Reproduce every line below without any changes, and leave out the pictures.

=== Records supplied ===

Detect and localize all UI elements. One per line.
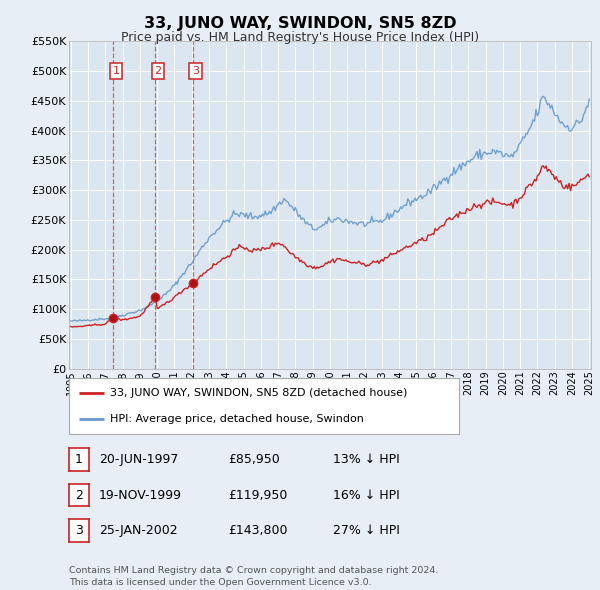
Text: 27% ↓ HPI: 27% ↓ HPI <box>333 524 400 537</box>
Text: Contains HM Land Registry data © Crown copyright and database right 2024.
This d: Contains HM Land Registry data © Crown c… <box>69 566 439 587</box>
Text: 2: 2 <box>154 66 161 76</box>
Text: 1: 1 <box>75 453 83 466</box>
Text: 33, JUNO WAY, SWINDON, SN5 8ZD (detached house): 33, JUNO WAY, SWINDON, SN5 8ZD (detached… <box>110 388 407 398</box>
Text: 16% ↓ HPI: 16% ↓ HPI <box>333 489 400 502</box>
Text: 3: 3 <box>75 524 83 537</box>
Text: £119,950: £119,950 <box>228 489 287 502</box>
Text: 13% ↓ HPI: 13% ↓ HPI <box>333 453 400 466</box>
Text: 20-JUN-1997: 20-JUN-1997 <box>99 453 178 466</box>
Text: 25-JAN-2002: 25-JAN-2002 <box>99 524 178 537</box>
Text: 19-NOV-1999: 19-NOV-1999 <box>99 489 182 502</box>
Text: 2: 2 <box>75 489 83 502</box>
Text: 3: 3 <box>192 66 199 76</box>
Text: £85,950: £85,950 <box>228 453 280 466</box>
Text: Price paid vs. HM Land Registry's House Price Index (HPI): Price paid vs. HM Land Registry's House … <box>121 31 479 44</box>
Text: 1: 1 <box>113 66 119 76</box>
Text: 33, JUNO WAY, SWINDON, SN5 8ZD: 33, JUNO WAY, SWINDON, SN5 8ZD <box>143 16 457 31</box>
Text: £143,800: £143,800 <box>228 524 287 537</box>
Text: HPI: Average price, detached house, Swindon: HPI: Average price, detached house, Swin… <box>110 414 364 424</box>
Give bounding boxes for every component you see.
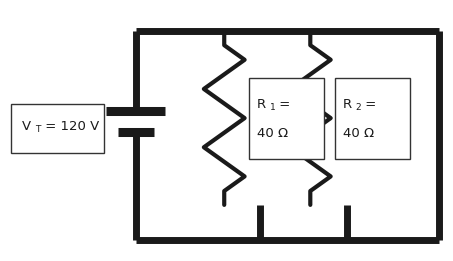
Text: = 120 V: = 120 V	[41, 120, 99, 133]
Text: =: =	[361, 98, 376, 111]
Text: 2: 2	[356, 103, 361, 112]
Text: 40 Ω: 40 Ω	[343, 127, 374, 140]
Text: T: T	[35, 125, 41, 134]
FancyBboxPatch shape	[11, 104, 104, 153]
Text: V: V	[22, 120, 31, 133]
Text: R: R	[257, 98, 266, 111]
FancyBboxPatch shape	[335, 78, 410, 159]
Text: =: =	[275, 98, 290, 111]
Text: R: R	[343, 98, 352, 111]
FancyBboxPatch shape	[249, 78, 324, 159]
Text: 40 Ω: 40 Ω	[257, 127, 288, 140]
Text: 1: 1	[270, 103, 275, 112]
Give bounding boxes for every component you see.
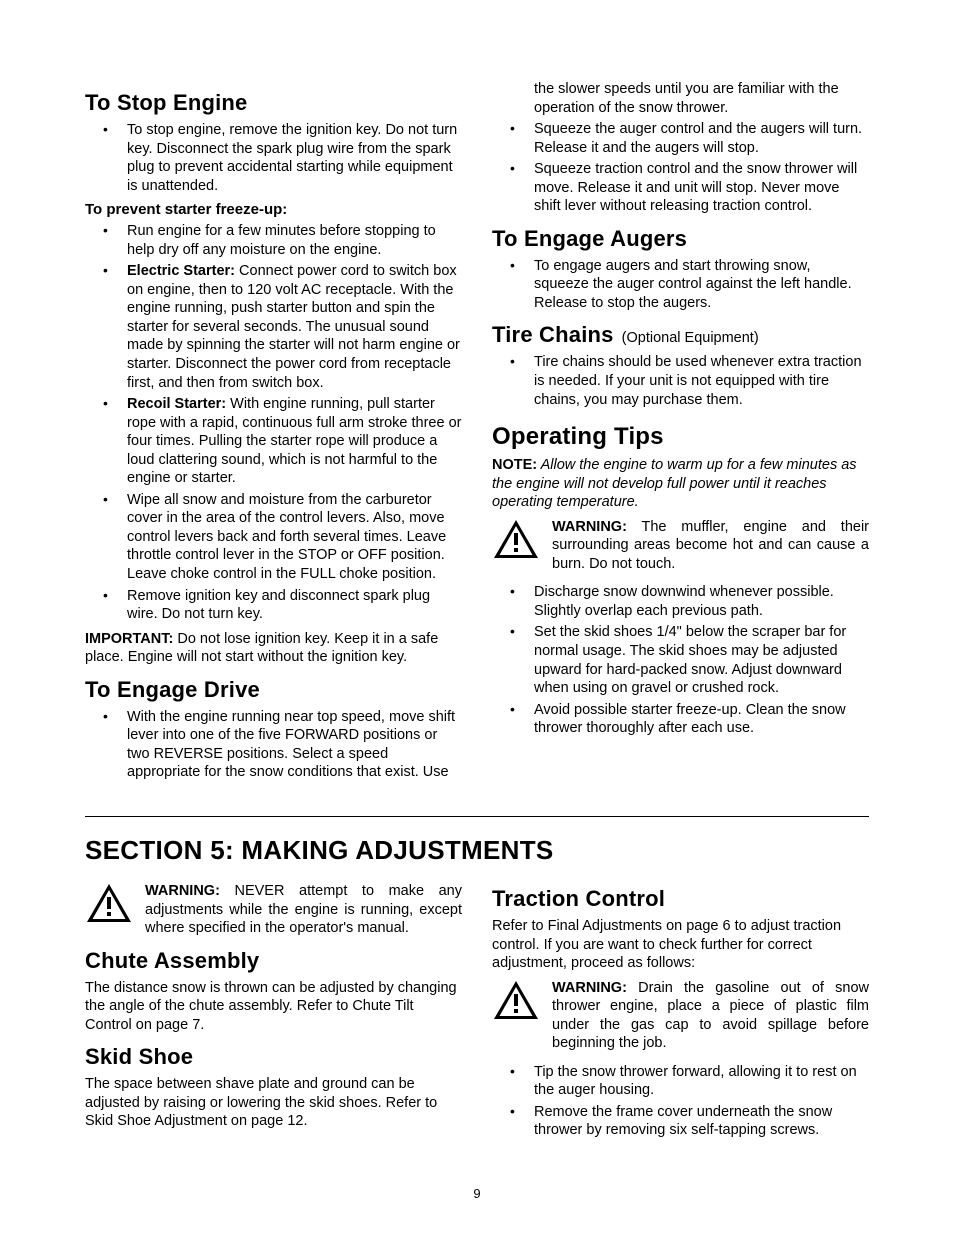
lead-bold: Recoil Starter: (127, 396, 226, 412)
heading-tire-chains: Tire Chains (492, 322, 614, 347)
heading-engage-augers: To Engage Augers (492, 226, 869, 252)
left-column-lower: WARNING: NEVER attempt to make any adjus… (85, 876, 462, 1146)
list-item: Avoid possible starter freeze-up. Clean … (492, 701, 869, 738)
list-item: Tip the snow thrower forward, allowing i… (492, 1063, 869, 1100)
traction-text: Refer to Final Adjustments on page 6 to … (492, 917, 869, 973)
note-text: Allow the engine to warm up for a few mi… (492, 457, 857, 510)
heading-traction-control: Traction Control (492, 886, 869, 912)
list-item: Tire chains should be used whenever extr… (492, 353, 869, 409)
warning-section5: WARNING: NEVER attempt to make any adjus… (85, 882, 462, 938)
chute-text: The distance snow is thrown can be adjus… (85, 979, 462, 1035)
heading-skid-shoe: Skid Shoe (85, 1044, 462, 1070)
important-label: IMPORTANT: (85, 631, 173, 647)
skid-text: The space between shave plate and ground… (85, 1075, 462, 1131)
list-item: To engage augers and start throwing snow… (492, 257, 869, 313)
tire-chains-note: (Optional Equipment) (618, 330, 759, 346)
list-item: Squeeze the auger control and the augers… (492, 120, 869, 157)
subheading-freeze-up: To prevent starter freeze-up: (85, 201, 462, 218)
freeze-up-list: Run engine for a few minutes before stop… (85, 222, 462, 623)
warning-icon (85, 882, 133, 926)
list-item: Remove the frame cover underneath the sn… (492, 1103, 869, 1140)
list-item: Recoil Starter: With engine running, pul… (85, 395, 462, 488)
list-item: Wipe all snow and moisture from the carb… (85, 491, 462, 584)
warning-text: WARNING: Drain the gasoline out of snow … (552, 979, 869, 1053)
lead-bold: Electric Starter: (127, 263, 235, 279)
traction-list: Tip the snow thrower forward, allowing i… (492, 1063, 869, 1140)
lower-columns: WARNING: NEVER attempt to make any adjus… (85, 876, 869, 1146)
section-5-title: SECTION 5: MAKING ADJUSTMENTS (85, 835, 869, 866)
warning-operating-tips: WARNING: The muffler, engine and their s… (492, 518, 869, 574)
upper-columns: To Stop Engine To stop engine, remove th… (85, 80, 869, 788)
right-column: the slower speeds until you are familiar… (492, 80, 869, 788)
list-item: Squeeze traction control and the snow th… (492, 160, 869, 216)
section-divider (85, 816, 869, 817)
warning-icon (492, 518, 540, 562)
list-item: the slower speeds until you are familiar… (492, 80, 869, 117)
drive-continued-list: the slower speeds until you are familiar… (492, 80, 869, 216)
warning-label: WARNING: (552, 519, 627, 535)
stop-engine-list: To stop engine, remove the ignition key.… (85, 121, 462, 195)
page-number: 9 (85, 1186, 869, 1201)
warning-text: WARNING: The muffler, engine and their s… (552, 518, 869, 574)
warning-traction: WARNING: Drain the gasoline out of snow … (492, 979, 869, 1053)
list-item: Remove ignition key and disconnect spark… (85, 587, 462, 624)
warning-text: WARNING: NEVER attempt to make any adjus… (145, 882, 462, 938)
important-note: IMPORTANT: Do not lose ignition key. Kee… (85, 630, 462, 667)
operating-tips-note: NOTE: Allow the engine to warm up for a … (492, 456, 869, 512)
left-column: To Stop Engine To stop engine, remove th… (85, 80, 462, 788)
heading-stop-engine: To Stop Engine (85, 90, 462, 116)
heading-operating-tips: Operating Tips (492, 423, 869, 451)
operating-tips-list: Discharge snow downwind whenever possibl… (492, 583, 869, 737)
list-item: Discharge snow downwind whenever possibl… (492, 583, 869, 620)
list-item: To stop engine, remove the ignition key.… (85, 121, 462, 195)
list-item-text: Connect power cord to switch box on engi… (127, 263, 460, 390)
heading-chute-assembly: Chute Assembly (85, 948, 462, 974)
tire-chains-list: Tire chains should be used whenever extr… (492, 353, 869, 409)
warning-label: WARNING: (552, 980, 627, 996)
note-label: NOTE: (492, 457, 537, 473)
warning-label: WARNING: (145, 883, 220, 899)
list-item: Electric Starter: Connect power cord to … (85, 262, 462, 392)
heading-tire-chains-row: Tire Chains (Optional Equipment) (492, 322, 869, 348)
engage-drive-list: With the engine running near top speed, … (85, 708, 462, 782)
list-item: With the engine running near top speed, … (85, 708, 462, 782)
list-item: Set the skid shoes 1/4" below the scrape… (492, 623, 869, 697)
engage-augers-list: To engage augers and start throwing snow… (492, 257, 869, 313)
heading-engage-drive: To Engage Drive (85, 677, 462, 703)
right-column-lower: Traction Control Refer to Final Adjustme… (492, 876, 869, 1146)
list-item: Run engine for a few minutes before stop… (85, 222, 462, 259)
warning-icon (492, 979, 540, 1023)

===

Completed exercise:
Detect and localize all UI elements. One per line.
Text: 27% ↓ HPI: 27% ↓ HPI <box>333 524 400 537</box>
Text: Contains HM Land Registry data © Crown copyright and database right 2024.
This d: Contains HM Land Registry data © Crown c… <box>69 566 439 587</box>
Text: 2: 2 <box>154 66 161 76</box>
Text: 1: 1 <box>75 453 83 466</box>
Text: 33, JUNO WAY, SWINDON, SN5 8ZD (detached house): 33, JUNO WAY, SWINDON, SN5 8ZD (detached… <box>110 388 407 398</box>
Text: 16% ↓ HPI: 16% ↓ HPI <box>333 489 400 502</box>
Text: 3: 3 <box>75 524 83 537</box>
Text: £119,950: £119,950 <box>228 489 287 502</box>
Text: 13% ↓ HPI: 13% ↓ HPI <box>333 453 400 466</box>
Text: 20-JUN-1997: 20-JUN-1997 <box>99 453 178 466</box>
Text: 25-JAN-2002: 25-JAN-2002 <box>99 524 178 537</box>
Text: 19-NOV-1999: 19-NOV-1999 <box>99 489 182 502</box>
Text: 2: 2 <box>75 489 83 502</box>
Text: 3: 3 <box>192 66 199 76</box>
Text: £85,950: £85,950 <box>228 453 280 466</box>
Text: Price paid vs. HM Land Registry's House Price Index (HPI): Price paid vs. HM Land Registry's House … <box>121 31 479 44</box>
Text: 1: 1 <box>113 66 119 76</box>
Text: 33, JUNO WAY, SWINDON, SN5 8ZD: 33, JUNO WAY, SWINDON, SN5 8ZD <box>143 16 457 31</box>
Text: £143,800: £143,800 <box>228 524 287 537</box>
Text: HPI: Average price, detached house, Swindon: HPI: Average price, detached house, Swin… <box>110 414 364 424</box>
Give bounding boxes for every component you see.
Text: = 120 V: = 120 V	[41, 120, 99, 133]
Text: =: =	[361, 98, 376, 111]
Text: 2: 2	[356, 103, 361, 112]
Text: 40 Ω: 40 Ω	[343, 127, 374, 140]
Text: T: T	[35, 125, 41, 134]
FancyBboxPatch shape	[11, 104, 104, 153]
Text: V: V	[22, 120, 31, 133]
Text: R: R	[257, 98, 266, 111]
FancyBboxPatch shape	[335, 78, 410, 159]
Text: =: =	[275, 98, 290, 111]
Text: R: R	[343, 98, 352, 111]
FancyBboxPatch shape	[249, 78, 324, 159]
Text: 40 Ω: 40 Ω	[257, 127, 288, 140]
Text: 1: 1	[270, 103, 275, 112]
Give bounding boxes for every component you see.
lead-bold: Recoil Starter: (127, 396, 226, 412)
heading-tire-chains: Tire Chains (492, 322, 614, 347)
heading-engage-augers: To Engage Augers (492, 226, 869, 252)
left-column-lower: WARNING: NEVER attempt to make any adjus… (85, 876, 462, 1146)
list-item: Avoid possible starter freeze-up. Clean … (492, 701, 869, 738)
list-item: Tip the snow thrower forward, allowing i… (492, 1063, 869, 1100)
traction-text: Refer to Final Adjustments on page 6 to … (492, 917, 869, 973)
note-text: Allow the engine to warm up for a few mi… (492, 457, 857, 510)
heading-traction-control: Traction Control (492, 886, 869, 912)
list-item: Tire chains should be used whenever extr… (492, 353, 869, 409)
warning-section5: WARNING: NEVER attempt to make any adjus… (85, 882, 462, 938)
chute-text: The distance snow is thrown can be adjus… (85, 979, 462, 1035)
heading-skid-shoe: Skid Shoe (85, 1044, 462, 1070)
important-label: IMPORTANT: (85, 631, 173, 647)
skid-text: The space between shave plate and ground… (85, 1075, 462, 1131)
list-item: To engage augers and start throwing snow… (492, 257, 869, 313)
tire-chains-note: (Optional Equipment) (618, 330, 759, 346)
list-item: Squeeze the auger control and the augers… (492, 120, 869, 157)
subheading-freeze-up: To prevent starter freeze-up: (85, 201, 462, 218)
freeze-up-list: Run engine for a few minutes before stop… (85, 222, 462, 623)
warning-icon (85, 882, 133, 926)
list-item: Remove the frame cover underneath the sn… (492, 1103, 869, 1140)
list-item: Recoil Starter: With engine running, pul… (85, 395, 462, 488)
list-item: Wipe all snow and moisture from the carb… (85, 491, 462, 584)
warning-text: WARNING: Drain the gasoline out of snow … (552, 979, 869, 1053)
lead-bold: Electric Starter: (127, 263, 235, 279)
traction-list: Tip the snow thrower forward, allowing i… (492, 1063, 869, 1140)
lower-columns: WARNING: NEVER attempt to make any adjus… (85, 876, 869, 1146)
section-5-title: SECTION 5: MAKING ADJUSTMENTS (85, 835, 869, 866)
warning-operating-tips: WARNING: The muffler, engine and their s… (492, 518, 869, 574)
upper-columns: To Stop Engine To stop engine, remove th… (85, 80, 869, 788)
right-column: the slower speeds until you are familiar… (492, 80, 869, 788)
list-item: Squeeze traction control and the snow th… (492, 160, 869, 216)
section-divider (85, 816, 869, 817)
warning-icon (492, 518, 540, 562)
list-item: the slower speeds until you are familiar… (492, 80, 869, 117)
drive-continued-list: the slower speeds until you are familiar… (492, 80, 869, 216)
warning-label: WARNING: (552, 519, 627, 535)
stop-engine-list: To stop engine, remove the ignition key.… (85, 121, 462, 195)
page-number: 9 (85, 1186, 869, 1201)
warning-text: WARNING: The muffler, engine and their s… (552, 518, 869, 574)
warning-traction: WARNING: Drain the gasoline out of snow … (492, 979, 869, 1053)
list-item: Remove ignition key and disconnect spark… (85, 587, 462, 624)
warning-text: WARNING: NEVER attempt to make any adjus… (145, 882, 462, 938)
important-note: IMPORTANT: Do not lose ignition key. Kee… (85, 630, 462, 667)
operating-tips-note: NOTE: Allow the engine to warm up for a … (492, 456, 869, 512)
left-column: To Stop Engine To stop engine, remove th… (85, 80, 462, 788)
heading-stop-engine: To Stop Engine (85, 90, 462, 116)
heading-operating-tips: Operating Tips (492, 423, 869, 451)
operating-tips-list: Discharge snow downwind whenever possibl… (492, 583, 869, 737)
list-item: Discharge snow downwind whenever possibl… (492, 583, 869, 620)
list-item: To stop engine, remove the ignition key.… (85, 121, 462, 195)
list-item-text: Connect power cord to switch box on engi… (127, 263, 460, 390)
heading-chute-assembly: Chute Assembly (85, 948, 462, 974)
tire-chains-list: Tire chains should be used whenever extr… (492, 353, 869, 409)
warning-label: WARNING: (552, 980, 627, 996)
note-label: NOTE: (492, 457, 537, 473)
warning-label: WARNING: (145, 883, 220, 899)
list-item: Electric Starter: Connect power cord to … (85, 262, 462, 392)
heading-tire-chains-row: Tire Chains (Optional Equipment) (492, 322, 869, 348)
engage-drive-list: With the engine running near top speed, … (85, 708, 462, 782)
list-item: With the engine running near top speed, … (85, 708, 462, 782)
list-item: Set the skid shoes 1/4" below the scrape… (492, 623, 869, 697)
engage-augers-list: To engage augers and start throwing snow… (492, 257, 869, 313)
heading-engage-drive: To Engage Drive (85, 677, 462, 703)
right-column-lower: Traction Control Refer to Final Adjustme… (492, 876, 869, 1146)
list-item: Run engine for a few minutes before stop… (85, 222, 462, 259)
warning-icon (492, 979, 540, 1023)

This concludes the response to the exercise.